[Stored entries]
....................

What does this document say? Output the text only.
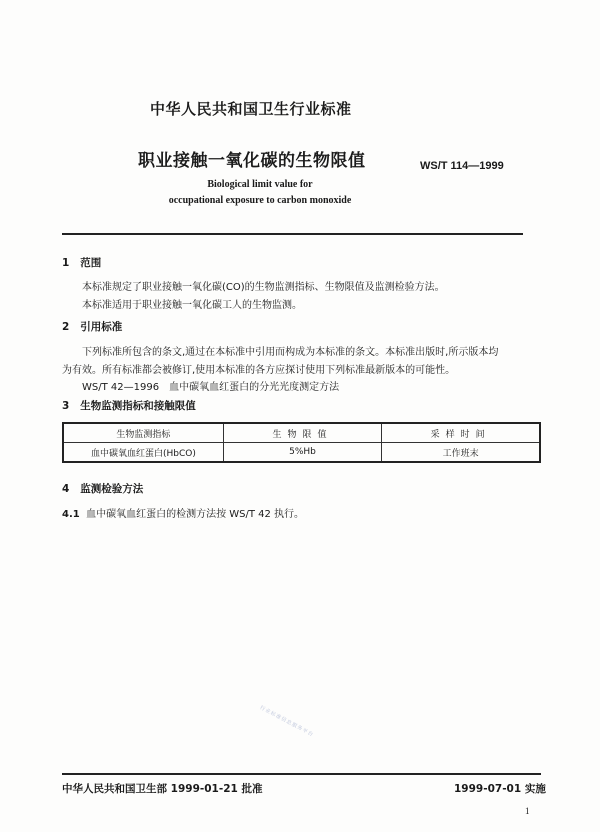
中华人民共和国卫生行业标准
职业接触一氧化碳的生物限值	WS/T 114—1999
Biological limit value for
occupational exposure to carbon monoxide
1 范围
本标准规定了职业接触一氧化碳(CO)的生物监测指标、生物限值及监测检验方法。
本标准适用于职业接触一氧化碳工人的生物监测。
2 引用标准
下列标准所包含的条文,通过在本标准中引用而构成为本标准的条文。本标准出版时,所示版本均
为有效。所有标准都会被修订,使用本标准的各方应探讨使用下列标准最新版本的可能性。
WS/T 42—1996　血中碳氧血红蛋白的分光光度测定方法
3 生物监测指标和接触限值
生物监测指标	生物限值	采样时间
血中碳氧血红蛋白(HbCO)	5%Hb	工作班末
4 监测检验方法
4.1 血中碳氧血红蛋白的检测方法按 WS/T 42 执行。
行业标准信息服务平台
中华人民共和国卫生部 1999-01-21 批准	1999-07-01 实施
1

....................

Task directions ▸ Write out the material above once more, exactly as it reads, with no pictures.

Correct response ▸
What does this document say? Output the text only.
中华人民共和国卫生行业标准
职业接触一氧化碳的生物限值	WS/T 114—1999
Biological limit value for
occupational exposure to carbon monoxide
1 范围
本标准规定了职业接触一氧化碳(CO)的生物监测指标、生物限值及监测检验方法。
本标准适用于职业接触一氧化碳工人的生物监测。
2 引用标准
下列标准所包含的条文,通过在本标准中引用而构成为本标准的条文。本标准出版时,所示版本均
为有效。所有标准都会被修订,使用本标准的各方应探讨使用下列标准最新版本的可能性。
WS/T 42—1996　血中碳氧血红蛋白的分光光度测定方法
3 生物监测指标和接触限值
生物监测指标	生物限值	采样时间
血中碳氧血红蛋白(HbCO)	5%Hb	工作班末
4 监测检验方法
4.1 血中碳氧血红蛋白的检测方法按 WS/T 42 执行。
行业标准信息服务平台
中华人民共和国卫生部 1999-01-21 批准	1999-07-01 实施
1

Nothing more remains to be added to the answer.